** start DATA FOR THE TASK **

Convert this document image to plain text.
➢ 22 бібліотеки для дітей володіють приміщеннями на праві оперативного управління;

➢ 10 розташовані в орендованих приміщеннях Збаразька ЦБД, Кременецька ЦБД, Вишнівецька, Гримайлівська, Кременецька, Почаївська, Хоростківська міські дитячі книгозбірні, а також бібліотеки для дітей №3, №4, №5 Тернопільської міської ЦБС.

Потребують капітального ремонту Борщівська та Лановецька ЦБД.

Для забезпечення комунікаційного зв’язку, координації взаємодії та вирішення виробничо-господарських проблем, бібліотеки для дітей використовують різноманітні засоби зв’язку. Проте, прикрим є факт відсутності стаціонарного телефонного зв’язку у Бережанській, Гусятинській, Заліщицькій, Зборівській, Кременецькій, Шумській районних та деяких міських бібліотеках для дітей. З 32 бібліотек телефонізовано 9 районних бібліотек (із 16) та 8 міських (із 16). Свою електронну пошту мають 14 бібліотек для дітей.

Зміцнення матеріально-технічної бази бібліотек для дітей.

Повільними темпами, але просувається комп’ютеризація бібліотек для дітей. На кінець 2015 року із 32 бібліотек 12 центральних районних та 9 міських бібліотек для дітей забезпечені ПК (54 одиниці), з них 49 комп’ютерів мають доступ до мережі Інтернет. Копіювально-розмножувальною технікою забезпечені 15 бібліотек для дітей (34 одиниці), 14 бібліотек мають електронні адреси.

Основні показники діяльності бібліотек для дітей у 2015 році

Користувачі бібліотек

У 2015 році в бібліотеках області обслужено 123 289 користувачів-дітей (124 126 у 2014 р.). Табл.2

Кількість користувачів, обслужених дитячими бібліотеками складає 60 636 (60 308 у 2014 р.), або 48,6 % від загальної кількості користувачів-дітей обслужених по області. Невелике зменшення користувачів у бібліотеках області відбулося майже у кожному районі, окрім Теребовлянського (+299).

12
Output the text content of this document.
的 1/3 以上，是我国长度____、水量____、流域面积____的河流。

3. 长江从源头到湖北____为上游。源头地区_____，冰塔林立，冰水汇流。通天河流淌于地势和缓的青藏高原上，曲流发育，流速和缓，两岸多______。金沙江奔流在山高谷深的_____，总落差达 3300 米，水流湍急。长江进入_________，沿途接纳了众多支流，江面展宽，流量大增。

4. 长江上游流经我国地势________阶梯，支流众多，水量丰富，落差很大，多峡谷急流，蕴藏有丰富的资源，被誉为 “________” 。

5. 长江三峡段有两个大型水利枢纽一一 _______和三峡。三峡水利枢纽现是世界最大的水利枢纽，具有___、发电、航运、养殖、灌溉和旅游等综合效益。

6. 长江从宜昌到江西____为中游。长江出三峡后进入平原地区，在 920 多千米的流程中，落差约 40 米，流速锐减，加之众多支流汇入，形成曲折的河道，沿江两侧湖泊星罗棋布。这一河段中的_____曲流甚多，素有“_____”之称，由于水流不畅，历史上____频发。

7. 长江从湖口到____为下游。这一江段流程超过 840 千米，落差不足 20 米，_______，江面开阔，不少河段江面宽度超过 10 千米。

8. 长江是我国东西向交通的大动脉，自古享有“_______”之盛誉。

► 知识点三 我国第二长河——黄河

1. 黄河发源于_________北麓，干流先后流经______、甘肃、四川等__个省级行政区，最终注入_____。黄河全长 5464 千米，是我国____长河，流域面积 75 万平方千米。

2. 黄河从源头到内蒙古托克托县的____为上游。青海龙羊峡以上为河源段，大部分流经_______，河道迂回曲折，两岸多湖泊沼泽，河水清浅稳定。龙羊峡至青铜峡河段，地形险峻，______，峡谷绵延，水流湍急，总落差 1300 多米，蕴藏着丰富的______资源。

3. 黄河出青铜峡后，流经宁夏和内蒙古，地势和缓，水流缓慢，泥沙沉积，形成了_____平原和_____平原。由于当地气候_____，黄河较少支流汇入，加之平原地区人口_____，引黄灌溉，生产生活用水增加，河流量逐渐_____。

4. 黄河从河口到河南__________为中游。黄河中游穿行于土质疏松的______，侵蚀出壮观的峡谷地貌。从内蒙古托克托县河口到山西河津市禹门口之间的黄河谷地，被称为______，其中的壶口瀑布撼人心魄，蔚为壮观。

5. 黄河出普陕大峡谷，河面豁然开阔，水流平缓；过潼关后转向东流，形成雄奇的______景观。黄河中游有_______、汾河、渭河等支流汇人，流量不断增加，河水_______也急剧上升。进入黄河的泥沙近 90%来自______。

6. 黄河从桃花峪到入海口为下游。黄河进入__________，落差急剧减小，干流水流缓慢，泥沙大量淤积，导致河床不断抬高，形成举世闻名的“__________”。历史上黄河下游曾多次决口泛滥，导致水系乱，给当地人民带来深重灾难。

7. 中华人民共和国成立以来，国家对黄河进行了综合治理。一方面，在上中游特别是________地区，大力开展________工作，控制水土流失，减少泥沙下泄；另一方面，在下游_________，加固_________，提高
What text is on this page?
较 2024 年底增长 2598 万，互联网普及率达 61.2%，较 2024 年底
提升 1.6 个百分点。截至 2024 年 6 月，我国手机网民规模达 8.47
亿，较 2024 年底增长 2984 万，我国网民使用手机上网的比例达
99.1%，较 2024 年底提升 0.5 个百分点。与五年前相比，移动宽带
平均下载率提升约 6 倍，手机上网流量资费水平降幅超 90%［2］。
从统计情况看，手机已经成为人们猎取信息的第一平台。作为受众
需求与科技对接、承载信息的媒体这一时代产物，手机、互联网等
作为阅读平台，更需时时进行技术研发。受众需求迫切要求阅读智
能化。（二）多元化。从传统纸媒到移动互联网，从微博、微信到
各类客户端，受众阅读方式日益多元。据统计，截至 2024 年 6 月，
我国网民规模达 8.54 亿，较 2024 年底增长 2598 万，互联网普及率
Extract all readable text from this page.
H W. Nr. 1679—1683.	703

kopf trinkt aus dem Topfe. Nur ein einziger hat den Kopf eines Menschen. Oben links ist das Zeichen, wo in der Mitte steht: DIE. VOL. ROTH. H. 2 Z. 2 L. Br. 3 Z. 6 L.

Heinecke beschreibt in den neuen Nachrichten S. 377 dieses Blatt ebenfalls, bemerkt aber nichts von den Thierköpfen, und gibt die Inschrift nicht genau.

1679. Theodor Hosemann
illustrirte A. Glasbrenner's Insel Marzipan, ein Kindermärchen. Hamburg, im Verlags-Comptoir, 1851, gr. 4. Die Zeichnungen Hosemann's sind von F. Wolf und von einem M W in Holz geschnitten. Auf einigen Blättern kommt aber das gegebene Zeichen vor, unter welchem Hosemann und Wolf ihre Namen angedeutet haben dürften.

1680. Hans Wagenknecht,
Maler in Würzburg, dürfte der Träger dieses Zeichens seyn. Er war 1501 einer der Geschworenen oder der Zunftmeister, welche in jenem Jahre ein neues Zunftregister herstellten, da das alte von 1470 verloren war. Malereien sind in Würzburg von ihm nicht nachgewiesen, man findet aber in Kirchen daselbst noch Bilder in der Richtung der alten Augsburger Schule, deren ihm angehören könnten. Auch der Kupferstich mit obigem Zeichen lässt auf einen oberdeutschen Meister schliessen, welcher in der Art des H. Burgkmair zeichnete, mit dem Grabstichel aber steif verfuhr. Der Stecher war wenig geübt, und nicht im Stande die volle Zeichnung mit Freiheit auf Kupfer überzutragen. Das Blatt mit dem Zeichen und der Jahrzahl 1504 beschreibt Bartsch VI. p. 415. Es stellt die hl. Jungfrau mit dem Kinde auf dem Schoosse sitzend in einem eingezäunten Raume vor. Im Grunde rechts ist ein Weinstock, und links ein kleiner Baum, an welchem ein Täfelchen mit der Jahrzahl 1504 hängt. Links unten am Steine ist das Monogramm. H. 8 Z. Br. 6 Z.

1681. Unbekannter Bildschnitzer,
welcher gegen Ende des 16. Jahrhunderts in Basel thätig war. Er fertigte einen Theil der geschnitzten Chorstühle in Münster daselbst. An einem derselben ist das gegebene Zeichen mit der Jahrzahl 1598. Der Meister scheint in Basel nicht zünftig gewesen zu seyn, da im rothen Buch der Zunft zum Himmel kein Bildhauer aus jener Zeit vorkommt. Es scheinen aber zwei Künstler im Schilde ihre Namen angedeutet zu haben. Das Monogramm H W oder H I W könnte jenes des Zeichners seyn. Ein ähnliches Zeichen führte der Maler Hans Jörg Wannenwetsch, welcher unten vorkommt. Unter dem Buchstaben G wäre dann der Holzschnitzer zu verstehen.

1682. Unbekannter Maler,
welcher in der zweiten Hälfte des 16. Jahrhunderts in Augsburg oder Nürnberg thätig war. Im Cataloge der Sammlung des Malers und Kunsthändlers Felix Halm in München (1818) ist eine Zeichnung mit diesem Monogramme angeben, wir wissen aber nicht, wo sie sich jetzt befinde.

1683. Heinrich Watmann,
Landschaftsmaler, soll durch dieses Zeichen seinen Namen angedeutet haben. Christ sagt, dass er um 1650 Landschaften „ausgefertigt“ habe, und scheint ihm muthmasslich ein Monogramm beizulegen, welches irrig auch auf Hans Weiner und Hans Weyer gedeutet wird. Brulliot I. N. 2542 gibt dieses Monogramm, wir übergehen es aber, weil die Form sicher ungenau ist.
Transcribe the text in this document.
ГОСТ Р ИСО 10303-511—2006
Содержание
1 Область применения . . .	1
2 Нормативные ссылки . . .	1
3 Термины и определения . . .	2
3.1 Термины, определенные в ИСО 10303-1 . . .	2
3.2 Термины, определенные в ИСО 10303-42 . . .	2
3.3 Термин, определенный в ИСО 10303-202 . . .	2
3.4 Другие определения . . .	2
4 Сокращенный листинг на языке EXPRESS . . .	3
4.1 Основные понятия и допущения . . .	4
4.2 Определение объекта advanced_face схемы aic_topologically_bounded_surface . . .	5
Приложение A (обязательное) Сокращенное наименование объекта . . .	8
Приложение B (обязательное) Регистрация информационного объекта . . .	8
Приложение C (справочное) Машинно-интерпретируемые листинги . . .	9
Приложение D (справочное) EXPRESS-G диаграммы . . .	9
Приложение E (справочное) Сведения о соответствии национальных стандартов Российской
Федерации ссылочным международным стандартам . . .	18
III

** end DATA FOR THE TASK **

Find how many lines of the material carry the string "определения". Only the number should be in the answer.

- **PROBLEM SOLUTION**: 2